DATA RECORDS:

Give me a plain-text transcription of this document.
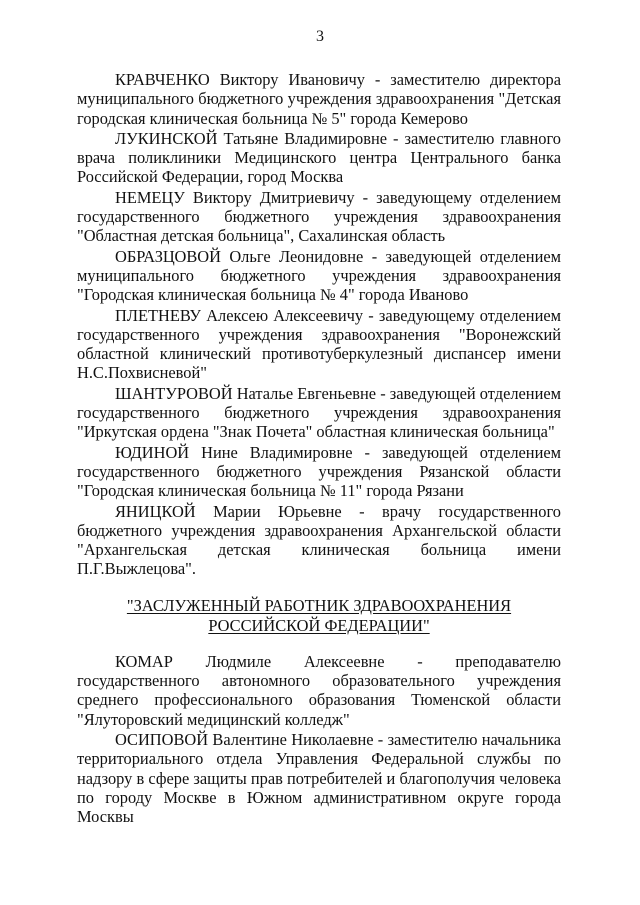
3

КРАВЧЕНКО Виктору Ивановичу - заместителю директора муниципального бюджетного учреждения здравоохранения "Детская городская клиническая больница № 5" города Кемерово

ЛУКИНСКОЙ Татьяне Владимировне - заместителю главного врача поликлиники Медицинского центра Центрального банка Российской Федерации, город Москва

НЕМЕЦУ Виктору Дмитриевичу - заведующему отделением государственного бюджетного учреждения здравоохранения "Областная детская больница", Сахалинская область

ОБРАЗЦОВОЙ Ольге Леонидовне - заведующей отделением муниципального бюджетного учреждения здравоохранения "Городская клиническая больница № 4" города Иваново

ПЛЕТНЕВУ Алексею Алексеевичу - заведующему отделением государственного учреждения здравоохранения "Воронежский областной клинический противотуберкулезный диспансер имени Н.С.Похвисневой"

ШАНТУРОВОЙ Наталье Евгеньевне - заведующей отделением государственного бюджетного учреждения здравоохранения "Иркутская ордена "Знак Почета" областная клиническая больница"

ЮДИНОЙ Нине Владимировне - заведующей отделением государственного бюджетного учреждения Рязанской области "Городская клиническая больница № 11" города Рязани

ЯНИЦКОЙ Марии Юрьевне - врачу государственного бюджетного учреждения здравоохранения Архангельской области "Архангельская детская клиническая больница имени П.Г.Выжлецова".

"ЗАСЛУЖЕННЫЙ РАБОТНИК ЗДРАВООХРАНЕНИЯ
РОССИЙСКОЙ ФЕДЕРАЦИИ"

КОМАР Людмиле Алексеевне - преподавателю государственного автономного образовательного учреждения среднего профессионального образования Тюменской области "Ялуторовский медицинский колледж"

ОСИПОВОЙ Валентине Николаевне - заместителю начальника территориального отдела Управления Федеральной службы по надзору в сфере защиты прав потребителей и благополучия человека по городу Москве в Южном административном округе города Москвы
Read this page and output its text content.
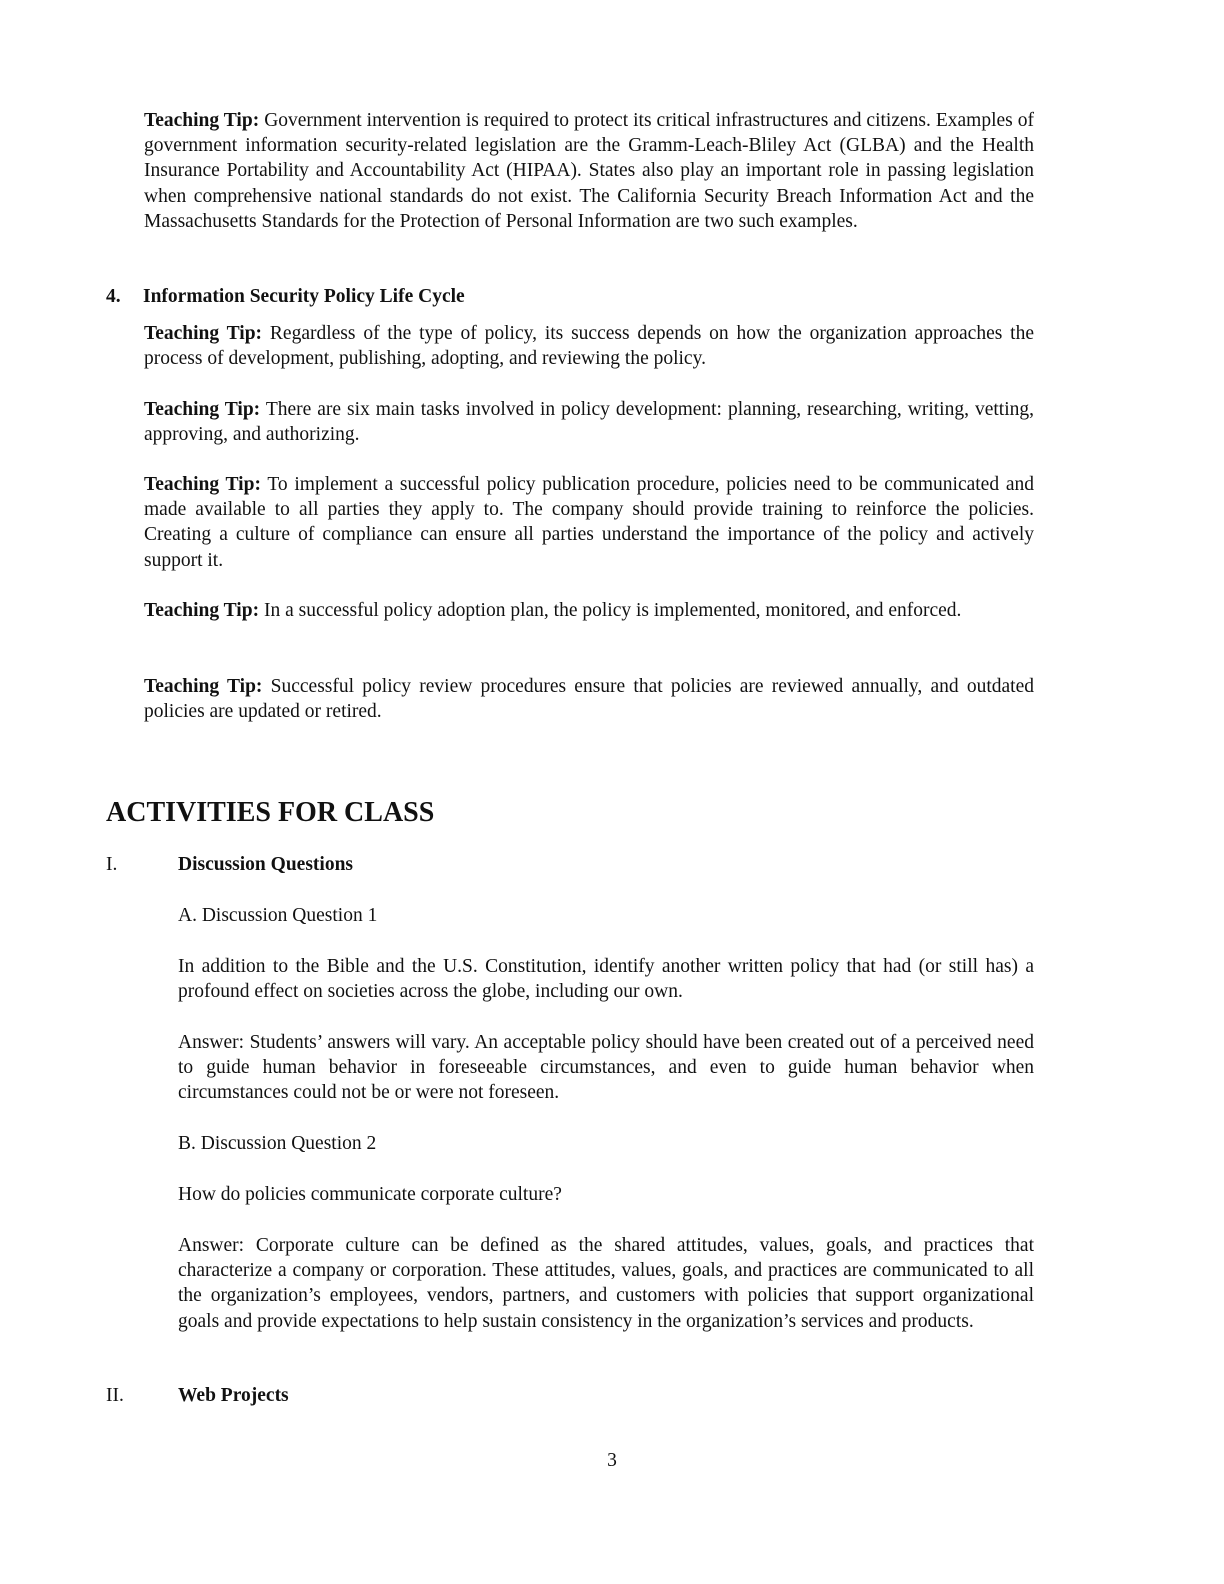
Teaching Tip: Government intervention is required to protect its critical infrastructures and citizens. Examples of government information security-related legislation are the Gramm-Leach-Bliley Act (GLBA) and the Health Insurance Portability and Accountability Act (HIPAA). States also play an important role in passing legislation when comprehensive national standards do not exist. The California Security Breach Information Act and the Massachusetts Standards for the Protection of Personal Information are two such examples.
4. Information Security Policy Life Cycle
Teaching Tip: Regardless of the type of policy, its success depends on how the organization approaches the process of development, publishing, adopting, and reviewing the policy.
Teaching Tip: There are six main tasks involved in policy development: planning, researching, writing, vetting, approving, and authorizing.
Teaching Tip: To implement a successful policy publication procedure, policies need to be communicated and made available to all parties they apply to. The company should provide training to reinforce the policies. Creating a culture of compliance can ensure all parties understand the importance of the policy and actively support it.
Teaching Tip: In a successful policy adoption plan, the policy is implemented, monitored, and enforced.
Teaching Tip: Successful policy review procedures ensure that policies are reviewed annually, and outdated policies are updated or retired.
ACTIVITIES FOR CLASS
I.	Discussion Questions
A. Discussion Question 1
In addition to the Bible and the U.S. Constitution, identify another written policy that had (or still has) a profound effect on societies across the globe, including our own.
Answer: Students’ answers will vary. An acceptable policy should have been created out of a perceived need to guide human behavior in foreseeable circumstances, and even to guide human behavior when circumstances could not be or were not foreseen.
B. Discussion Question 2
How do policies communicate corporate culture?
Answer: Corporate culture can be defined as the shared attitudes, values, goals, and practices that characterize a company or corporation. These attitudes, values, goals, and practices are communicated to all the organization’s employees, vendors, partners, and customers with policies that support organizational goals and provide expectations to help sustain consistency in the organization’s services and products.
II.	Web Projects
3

STATED PROBLEM:
Go through the entries above and output them exactly, without pictures.

TASK ANSWER:
Give me a plain-text transcription of this document.
3

КРАВЧЕНКО Виктору Ивановичу - заместителю директора муниципального бюджетного учреждения здравоохранения "Детская городская клиническая больница № 5" города Кемерово

ЛУКИНСКОЙ Татьяне Владимировне - заместителю главного врача поликлиники Медицинского центра Центрального банка Российской Федерации, город Москва

НЕМЕЦУ Виктору Дмитриевичу - заведующему отделением государственного бюджетного учреждения здравоохранения "Областная детская больница", Сахалинская область

ОБРАЗЦОВОЙ Ольге Леонидовне - заведующей отделением муниципального бюджетного учреждения здравоохранения "Городская клиническая больница № 4" города Иваново

ПЛЕТНЕВУ Алексею Алексеевичу - заведующему отделением государственного учреждения здравоохранения "Воронежский областной клинический противотуберкулезный диспансер имени Н.С.Похвисневой"

ШАНТУРОВОЙ Наталье Евгеньевне - заведующей отделением государственного бюджетного учреждения здравоохранения "Иркутская ордена "Знак Почета" областная клиническая больница"

ЮДИНОЙ Нине Владимировне - заведующей отделением государственного бюджетного учреждения Рязанской области "Городская клиническая больница № 11" города Рязани

ЯНИЦКОЙ Марии Юрьевне - врачу государственного бюджетного учреждения здравоохранения Архангельской области "Архангельская детская клиническая больница имени П.Г.Выжлецова".

"ЗАСЛУЖЕННЫЙ РАБОТНИК ЗДРАВООХРАНЕНИЯ
РОССИЙСКОЙ ФЕДЕРАЦИИ"

КОМАР Людмиле Алексеевне - преподавателю государственного автономного образовательного учреждения среднего профессионального образования Тюменской области "Ялуторовский медицинский колледж"

ОСИПОВОЙ Валентине Николаевне - заместителю начальника территориального отдела Управления Федеральной службы по надзору в сфере защиты прав потребителей и благополучия человека по городу Москве в Южном административном округе города Москвы
Read this page and output its text content.
Teaching Tip: Government intervention is required to protect its critical infrastructures and citizens. Examples of government information security-related legislation are the Gramm-Leach-Bliley Act (GLBA) and the Health Insurance Portability and Accountability Act (HIPAA). States also play an important role in passing legislation when comprehensive national standards do not exist. The California Security Breach Information Act and the Massachusetts Standards for the Protection of Personal Information are two such examples.
4. Information Security Policy Life Cycle
Teaching Tip: Regardless of the type of policy, its success depends on how the organization approaches the process of development, publishing, adopting, and reviewing the policy.
Teaching Tip: There are six main tasks involved in policy development: planning, researching, writing, vetting, approving, and authorizing.
Teaching Tip: To implement a successful policy publication procedure, policies need to be communicated and made available to all parties they apply to. The company should provide training to reinforce the policies. Creating a culture of compliance can ensure all parties understand the importance of the policy and actively support it.
Teaching Tip: In a successful policy adoption plan, the policy is implemented, monitored, and enforced.
Teaching Tip: Successful policy review procedures ensure that policies are reviewed annually, and outdated policies are updated or retired.
ACTIVITIES FOR CLASS
I.	Discussion Questions
A. Discussion Question 1
In addition to the Bible and the U.S. Constitution, identify another written policy that had (or still has) a profound effect on societies across the globe, including our own.
Answer: Students’ answers will vary. An acceptable policy should have been created out of a perceived need to guide human behavior in foreseeable circumstances, and even to guide human behavior when circumstances could not be or were not foreseen.
B. Discussion Question 2
How do policies communicate corporate culture?
Answer: Corporate culture can be defined as the shared attitudes, values, goals, and practices that characterize a company or corporation. These attitudes, values, goals, and practices are communicated to all the organization’s employees, vendors, partners, and customers with policies that support organizational goals and provide expectations to help sustain consistency in the organization’s services and products.
II.	Web Projects
3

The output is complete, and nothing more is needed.